--- Given problem ---
For the entries that follow, tally the lines holding the string "iNOS". Give the total and nothing else.

[Source data]
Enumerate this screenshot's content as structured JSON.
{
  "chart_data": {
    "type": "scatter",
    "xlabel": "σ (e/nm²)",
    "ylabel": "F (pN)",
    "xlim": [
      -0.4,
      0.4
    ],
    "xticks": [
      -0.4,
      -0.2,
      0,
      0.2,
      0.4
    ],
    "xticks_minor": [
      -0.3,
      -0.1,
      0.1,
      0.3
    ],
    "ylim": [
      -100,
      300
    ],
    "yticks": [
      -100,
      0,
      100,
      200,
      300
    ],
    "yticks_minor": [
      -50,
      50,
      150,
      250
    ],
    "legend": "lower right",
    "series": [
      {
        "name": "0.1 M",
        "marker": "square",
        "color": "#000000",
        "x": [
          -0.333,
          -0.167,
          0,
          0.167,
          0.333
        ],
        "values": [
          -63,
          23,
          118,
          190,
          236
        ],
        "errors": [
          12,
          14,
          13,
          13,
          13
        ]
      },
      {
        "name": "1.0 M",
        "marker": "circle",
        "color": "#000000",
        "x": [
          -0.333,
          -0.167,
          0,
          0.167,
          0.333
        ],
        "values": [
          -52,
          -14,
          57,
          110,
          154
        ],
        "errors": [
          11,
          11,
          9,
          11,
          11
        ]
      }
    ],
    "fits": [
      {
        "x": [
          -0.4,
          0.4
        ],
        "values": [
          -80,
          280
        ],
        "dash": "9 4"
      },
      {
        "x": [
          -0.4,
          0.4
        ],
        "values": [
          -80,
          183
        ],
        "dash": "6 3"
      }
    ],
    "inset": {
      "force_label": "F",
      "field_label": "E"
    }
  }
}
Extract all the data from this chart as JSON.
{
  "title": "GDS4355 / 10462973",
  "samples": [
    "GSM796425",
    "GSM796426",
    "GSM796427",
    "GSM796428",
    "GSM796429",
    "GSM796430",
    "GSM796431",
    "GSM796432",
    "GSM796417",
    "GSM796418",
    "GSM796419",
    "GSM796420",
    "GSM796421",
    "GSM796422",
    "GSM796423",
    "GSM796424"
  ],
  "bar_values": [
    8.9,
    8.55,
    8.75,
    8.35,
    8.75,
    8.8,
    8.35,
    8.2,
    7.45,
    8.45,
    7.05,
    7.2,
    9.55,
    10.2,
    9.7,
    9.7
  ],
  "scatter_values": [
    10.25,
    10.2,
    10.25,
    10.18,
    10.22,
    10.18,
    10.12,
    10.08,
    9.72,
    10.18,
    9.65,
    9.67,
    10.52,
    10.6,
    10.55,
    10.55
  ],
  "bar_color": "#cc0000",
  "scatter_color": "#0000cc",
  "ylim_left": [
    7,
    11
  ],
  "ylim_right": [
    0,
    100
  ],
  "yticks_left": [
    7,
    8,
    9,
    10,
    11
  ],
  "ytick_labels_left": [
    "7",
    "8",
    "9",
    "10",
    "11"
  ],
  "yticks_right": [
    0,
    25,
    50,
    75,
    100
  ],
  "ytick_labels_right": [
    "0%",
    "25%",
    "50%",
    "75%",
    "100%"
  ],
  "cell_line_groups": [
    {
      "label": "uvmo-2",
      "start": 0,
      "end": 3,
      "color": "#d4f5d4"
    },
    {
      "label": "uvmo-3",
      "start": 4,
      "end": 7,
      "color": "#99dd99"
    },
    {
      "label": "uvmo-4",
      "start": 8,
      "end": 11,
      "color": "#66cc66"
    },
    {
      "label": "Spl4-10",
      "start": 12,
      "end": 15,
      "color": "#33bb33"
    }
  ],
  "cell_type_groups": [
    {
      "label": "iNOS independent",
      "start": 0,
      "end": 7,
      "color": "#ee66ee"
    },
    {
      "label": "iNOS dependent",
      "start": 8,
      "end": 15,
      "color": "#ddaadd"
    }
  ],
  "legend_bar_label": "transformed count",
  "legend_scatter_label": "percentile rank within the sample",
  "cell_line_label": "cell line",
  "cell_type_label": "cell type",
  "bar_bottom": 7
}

--- Result for this task ---
2